----- Stored records

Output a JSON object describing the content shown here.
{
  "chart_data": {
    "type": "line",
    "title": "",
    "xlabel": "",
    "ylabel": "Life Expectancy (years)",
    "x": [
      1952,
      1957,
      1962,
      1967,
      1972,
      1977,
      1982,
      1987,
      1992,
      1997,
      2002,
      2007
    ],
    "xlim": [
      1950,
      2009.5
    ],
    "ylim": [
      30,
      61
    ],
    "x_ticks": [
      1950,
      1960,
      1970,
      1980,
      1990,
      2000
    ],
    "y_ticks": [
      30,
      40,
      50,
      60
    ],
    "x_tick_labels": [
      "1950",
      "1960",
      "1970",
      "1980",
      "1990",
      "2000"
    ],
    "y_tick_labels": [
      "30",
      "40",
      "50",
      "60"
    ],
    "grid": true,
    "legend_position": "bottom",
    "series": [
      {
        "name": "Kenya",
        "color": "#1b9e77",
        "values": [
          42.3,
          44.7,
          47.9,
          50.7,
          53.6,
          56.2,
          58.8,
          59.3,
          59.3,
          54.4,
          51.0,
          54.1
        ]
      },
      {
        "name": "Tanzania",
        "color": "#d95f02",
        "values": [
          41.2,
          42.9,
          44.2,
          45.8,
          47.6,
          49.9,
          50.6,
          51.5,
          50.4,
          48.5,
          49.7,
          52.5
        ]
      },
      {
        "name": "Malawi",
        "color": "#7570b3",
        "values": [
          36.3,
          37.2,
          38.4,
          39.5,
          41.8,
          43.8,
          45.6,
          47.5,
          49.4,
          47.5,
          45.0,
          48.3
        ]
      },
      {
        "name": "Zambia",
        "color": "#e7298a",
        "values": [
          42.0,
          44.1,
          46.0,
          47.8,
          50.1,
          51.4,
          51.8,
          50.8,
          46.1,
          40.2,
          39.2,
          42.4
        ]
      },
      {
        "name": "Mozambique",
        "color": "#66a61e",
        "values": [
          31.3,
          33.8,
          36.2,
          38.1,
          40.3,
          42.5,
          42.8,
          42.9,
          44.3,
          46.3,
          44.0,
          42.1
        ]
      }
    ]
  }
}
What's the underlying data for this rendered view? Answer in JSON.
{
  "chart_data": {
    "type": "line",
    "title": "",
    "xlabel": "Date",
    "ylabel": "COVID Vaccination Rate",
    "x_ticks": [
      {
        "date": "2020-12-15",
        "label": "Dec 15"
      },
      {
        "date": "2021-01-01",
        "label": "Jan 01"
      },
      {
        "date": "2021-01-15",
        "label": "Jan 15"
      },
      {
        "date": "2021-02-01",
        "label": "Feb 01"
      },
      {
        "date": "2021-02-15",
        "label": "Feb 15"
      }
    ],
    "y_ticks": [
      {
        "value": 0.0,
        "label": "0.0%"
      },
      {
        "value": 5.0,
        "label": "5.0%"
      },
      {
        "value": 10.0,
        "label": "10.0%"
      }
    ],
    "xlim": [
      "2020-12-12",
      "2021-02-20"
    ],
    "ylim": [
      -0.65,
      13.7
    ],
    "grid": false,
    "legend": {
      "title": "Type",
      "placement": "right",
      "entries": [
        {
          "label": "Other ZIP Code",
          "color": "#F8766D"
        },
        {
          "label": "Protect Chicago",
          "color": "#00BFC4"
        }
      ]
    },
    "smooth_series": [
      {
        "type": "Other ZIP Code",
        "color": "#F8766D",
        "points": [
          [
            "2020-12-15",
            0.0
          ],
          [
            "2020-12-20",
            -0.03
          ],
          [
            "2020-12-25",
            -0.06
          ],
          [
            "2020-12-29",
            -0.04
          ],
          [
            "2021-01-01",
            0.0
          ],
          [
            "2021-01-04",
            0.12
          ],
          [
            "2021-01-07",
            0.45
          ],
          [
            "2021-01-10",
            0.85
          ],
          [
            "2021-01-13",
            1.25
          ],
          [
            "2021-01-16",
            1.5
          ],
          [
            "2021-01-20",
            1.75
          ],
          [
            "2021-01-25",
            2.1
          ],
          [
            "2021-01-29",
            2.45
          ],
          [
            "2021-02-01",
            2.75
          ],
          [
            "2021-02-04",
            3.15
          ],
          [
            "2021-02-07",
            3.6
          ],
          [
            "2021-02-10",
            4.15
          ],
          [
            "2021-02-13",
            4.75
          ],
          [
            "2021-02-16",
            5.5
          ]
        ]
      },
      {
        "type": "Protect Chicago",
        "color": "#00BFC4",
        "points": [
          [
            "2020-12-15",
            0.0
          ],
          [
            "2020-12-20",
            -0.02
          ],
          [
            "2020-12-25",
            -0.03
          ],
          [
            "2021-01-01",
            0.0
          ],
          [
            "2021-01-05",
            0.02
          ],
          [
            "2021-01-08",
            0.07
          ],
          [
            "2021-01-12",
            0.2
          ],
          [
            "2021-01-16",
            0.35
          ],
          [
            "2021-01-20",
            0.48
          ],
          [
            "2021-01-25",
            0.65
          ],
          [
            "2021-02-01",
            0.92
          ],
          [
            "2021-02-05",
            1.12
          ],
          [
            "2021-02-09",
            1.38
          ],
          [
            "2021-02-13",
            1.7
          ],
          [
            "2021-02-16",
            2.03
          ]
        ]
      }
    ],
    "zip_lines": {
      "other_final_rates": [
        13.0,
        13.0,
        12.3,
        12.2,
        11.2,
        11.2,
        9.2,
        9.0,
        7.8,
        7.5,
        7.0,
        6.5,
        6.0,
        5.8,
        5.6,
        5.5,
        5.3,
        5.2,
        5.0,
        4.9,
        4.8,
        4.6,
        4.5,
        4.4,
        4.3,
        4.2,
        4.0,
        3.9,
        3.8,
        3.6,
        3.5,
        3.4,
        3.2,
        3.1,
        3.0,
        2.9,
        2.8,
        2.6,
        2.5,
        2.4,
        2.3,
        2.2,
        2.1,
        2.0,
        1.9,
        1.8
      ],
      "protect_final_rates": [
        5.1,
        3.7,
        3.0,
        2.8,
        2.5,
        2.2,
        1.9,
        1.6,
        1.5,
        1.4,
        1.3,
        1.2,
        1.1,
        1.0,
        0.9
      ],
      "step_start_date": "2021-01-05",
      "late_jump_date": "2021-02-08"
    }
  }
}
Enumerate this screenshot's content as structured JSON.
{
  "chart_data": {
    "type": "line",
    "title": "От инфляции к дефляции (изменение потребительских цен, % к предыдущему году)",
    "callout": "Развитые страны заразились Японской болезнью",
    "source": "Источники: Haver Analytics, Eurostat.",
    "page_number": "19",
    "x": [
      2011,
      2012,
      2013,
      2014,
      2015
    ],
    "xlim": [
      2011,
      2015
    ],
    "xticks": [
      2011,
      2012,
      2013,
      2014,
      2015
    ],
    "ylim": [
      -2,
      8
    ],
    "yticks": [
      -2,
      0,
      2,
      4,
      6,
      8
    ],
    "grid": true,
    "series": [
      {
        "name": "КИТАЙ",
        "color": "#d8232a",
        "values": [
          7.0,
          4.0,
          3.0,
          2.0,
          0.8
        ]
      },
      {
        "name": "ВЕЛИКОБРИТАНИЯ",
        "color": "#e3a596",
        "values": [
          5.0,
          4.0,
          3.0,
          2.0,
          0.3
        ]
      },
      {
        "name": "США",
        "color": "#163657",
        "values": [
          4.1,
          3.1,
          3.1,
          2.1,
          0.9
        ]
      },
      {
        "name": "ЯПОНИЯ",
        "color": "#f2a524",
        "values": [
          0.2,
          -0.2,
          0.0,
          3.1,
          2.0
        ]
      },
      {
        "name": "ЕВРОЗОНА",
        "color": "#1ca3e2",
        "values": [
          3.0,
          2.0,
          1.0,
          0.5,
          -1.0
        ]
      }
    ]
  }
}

----------

*Exercise goal*
Pick out the lines that contain "title" and copy them.

*Result for this task*
    "title": "",
    "title": "",
      "title": "Type",
    "title": "От инфляции к дефляции (изменение потребительских цен, % к предыдущему году)",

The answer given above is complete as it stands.